-- START --

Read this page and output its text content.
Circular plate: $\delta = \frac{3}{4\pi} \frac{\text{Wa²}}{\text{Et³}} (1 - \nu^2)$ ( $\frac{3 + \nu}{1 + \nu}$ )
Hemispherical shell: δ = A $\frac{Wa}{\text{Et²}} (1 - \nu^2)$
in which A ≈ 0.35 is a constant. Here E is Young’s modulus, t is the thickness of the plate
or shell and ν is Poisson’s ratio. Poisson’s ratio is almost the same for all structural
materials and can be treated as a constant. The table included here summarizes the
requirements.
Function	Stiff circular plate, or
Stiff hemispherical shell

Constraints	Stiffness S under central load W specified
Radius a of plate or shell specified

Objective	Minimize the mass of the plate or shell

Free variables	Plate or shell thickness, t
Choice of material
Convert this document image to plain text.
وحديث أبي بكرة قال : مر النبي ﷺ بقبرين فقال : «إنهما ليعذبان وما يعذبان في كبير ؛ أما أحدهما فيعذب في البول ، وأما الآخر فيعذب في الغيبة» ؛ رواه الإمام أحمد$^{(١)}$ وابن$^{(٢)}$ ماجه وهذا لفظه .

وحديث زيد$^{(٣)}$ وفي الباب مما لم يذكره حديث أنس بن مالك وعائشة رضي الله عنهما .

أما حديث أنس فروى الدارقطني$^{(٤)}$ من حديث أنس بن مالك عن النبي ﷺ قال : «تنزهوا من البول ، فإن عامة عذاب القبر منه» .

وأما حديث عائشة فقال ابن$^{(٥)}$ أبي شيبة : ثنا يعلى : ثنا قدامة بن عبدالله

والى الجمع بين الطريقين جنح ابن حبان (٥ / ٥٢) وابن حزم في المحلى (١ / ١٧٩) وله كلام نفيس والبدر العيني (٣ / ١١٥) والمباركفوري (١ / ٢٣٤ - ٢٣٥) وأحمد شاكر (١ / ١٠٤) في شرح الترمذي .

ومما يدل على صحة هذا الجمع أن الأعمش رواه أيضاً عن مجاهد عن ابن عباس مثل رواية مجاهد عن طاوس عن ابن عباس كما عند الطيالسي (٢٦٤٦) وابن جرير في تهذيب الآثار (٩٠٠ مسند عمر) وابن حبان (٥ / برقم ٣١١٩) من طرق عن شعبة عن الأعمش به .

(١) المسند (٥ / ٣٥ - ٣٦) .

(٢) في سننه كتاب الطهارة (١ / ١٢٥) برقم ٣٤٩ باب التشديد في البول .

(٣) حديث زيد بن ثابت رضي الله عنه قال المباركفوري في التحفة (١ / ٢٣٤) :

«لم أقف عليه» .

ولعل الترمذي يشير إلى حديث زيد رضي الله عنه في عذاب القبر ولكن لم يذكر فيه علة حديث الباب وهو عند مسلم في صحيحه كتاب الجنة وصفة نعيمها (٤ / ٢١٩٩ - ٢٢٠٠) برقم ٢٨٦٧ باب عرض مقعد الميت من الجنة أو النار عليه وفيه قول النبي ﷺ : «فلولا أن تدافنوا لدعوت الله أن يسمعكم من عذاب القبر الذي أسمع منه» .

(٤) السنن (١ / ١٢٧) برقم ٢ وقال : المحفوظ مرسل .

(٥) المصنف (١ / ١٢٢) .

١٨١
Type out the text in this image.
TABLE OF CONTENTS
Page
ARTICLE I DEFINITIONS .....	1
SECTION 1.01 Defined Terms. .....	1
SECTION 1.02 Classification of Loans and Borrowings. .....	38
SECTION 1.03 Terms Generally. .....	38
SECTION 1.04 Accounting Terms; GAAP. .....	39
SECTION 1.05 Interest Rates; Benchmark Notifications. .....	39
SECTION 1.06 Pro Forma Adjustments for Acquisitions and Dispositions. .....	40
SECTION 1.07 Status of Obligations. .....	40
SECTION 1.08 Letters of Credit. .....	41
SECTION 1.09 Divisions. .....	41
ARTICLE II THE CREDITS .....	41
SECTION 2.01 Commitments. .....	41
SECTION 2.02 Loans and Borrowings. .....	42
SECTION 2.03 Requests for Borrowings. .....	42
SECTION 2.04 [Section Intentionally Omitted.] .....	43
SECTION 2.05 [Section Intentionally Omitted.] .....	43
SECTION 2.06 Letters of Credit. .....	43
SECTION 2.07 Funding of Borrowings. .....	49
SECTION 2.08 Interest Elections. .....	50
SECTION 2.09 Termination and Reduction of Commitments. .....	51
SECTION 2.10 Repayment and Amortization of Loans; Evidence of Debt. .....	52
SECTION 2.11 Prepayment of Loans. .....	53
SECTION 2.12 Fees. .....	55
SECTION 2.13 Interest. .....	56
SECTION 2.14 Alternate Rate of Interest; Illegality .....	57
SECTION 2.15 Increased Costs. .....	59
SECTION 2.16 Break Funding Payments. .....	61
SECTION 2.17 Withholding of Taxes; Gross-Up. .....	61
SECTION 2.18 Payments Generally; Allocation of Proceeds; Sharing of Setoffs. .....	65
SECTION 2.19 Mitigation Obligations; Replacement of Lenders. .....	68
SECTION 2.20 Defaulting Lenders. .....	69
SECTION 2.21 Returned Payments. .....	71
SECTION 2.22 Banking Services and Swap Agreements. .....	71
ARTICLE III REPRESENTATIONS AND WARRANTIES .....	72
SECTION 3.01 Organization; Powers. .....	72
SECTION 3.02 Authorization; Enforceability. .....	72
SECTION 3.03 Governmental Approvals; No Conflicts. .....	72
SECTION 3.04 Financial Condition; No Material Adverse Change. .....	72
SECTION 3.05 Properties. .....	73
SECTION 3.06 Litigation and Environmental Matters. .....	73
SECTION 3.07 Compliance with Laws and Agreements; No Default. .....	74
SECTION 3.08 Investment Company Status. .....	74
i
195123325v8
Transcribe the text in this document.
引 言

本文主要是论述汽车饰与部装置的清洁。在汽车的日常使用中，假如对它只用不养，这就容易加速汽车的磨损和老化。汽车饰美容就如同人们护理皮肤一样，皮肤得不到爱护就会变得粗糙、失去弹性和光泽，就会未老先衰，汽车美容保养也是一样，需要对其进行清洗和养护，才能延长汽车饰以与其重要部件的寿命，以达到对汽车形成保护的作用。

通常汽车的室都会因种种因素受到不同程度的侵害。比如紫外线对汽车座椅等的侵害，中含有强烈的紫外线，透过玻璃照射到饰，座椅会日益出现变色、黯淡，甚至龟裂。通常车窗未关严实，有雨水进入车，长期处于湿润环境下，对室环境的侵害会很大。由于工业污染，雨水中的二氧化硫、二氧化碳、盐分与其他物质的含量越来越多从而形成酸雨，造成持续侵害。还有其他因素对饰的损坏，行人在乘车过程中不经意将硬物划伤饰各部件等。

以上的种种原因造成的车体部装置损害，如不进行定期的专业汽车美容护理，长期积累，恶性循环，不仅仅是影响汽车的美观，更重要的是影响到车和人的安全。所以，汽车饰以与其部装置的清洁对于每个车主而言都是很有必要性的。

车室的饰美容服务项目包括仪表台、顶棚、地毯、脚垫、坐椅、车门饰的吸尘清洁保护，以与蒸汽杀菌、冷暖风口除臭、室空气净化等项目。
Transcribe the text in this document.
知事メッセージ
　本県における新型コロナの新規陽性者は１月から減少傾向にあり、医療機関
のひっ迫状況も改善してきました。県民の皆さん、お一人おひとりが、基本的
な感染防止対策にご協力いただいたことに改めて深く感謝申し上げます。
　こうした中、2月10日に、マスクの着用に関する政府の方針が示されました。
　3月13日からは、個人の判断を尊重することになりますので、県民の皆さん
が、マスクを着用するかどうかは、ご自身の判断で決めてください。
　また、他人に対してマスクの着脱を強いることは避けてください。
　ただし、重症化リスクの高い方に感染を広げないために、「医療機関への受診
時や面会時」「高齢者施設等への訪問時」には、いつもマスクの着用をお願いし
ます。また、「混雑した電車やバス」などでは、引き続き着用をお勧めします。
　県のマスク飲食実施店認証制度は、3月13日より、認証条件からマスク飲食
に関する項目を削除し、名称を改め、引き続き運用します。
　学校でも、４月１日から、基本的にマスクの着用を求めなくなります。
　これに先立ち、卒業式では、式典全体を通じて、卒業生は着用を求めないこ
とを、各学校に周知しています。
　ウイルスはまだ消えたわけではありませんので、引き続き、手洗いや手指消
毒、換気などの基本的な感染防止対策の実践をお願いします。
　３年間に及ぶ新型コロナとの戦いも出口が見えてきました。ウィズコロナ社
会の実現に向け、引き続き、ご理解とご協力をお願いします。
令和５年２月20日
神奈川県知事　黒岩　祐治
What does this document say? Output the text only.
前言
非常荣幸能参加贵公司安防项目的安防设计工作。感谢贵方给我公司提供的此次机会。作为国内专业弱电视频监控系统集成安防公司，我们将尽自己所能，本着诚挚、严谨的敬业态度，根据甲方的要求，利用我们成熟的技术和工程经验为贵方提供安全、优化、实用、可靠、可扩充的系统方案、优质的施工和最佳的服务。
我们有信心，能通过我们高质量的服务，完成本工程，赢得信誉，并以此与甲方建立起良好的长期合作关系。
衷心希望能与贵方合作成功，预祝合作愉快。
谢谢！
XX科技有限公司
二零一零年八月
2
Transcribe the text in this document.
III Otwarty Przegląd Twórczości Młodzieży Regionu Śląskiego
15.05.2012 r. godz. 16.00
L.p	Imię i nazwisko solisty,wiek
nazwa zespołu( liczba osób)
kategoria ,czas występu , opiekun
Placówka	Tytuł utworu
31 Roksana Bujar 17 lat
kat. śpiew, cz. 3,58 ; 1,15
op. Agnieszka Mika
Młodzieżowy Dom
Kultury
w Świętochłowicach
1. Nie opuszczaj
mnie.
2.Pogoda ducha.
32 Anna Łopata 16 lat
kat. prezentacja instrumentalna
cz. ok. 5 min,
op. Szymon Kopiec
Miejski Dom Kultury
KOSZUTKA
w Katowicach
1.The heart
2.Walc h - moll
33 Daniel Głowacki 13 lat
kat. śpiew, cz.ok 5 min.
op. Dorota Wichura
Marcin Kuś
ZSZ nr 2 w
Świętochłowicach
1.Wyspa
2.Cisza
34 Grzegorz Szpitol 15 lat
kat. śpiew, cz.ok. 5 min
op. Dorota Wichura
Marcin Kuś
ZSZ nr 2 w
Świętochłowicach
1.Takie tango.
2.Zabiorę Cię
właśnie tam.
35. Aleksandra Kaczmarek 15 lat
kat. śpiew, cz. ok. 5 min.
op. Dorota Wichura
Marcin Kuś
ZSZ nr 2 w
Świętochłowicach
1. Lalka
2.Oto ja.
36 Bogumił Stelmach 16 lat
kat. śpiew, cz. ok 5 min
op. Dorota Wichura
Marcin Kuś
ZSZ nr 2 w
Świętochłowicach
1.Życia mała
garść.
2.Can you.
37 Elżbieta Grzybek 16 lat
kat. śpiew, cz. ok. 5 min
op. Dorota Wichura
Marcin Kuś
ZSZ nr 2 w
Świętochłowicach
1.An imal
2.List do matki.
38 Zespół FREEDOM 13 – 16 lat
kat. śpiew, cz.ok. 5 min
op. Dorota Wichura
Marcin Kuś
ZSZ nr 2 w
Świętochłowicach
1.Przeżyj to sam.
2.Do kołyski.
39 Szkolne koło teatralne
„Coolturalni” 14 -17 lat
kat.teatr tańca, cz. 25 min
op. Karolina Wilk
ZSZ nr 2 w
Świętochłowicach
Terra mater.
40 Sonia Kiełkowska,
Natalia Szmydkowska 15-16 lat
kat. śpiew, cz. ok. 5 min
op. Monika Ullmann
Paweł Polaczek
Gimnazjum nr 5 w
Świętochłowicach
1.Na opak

-- END --

TASK TO COMPLETE:
Among the entries above, identify all lines with "Letters" and copy them.

SOLUTION TO THIS TASK:
SECTION 1.08 Letters of Credit. .....	41
SECTION 2.06 Letters of Credit. .....	43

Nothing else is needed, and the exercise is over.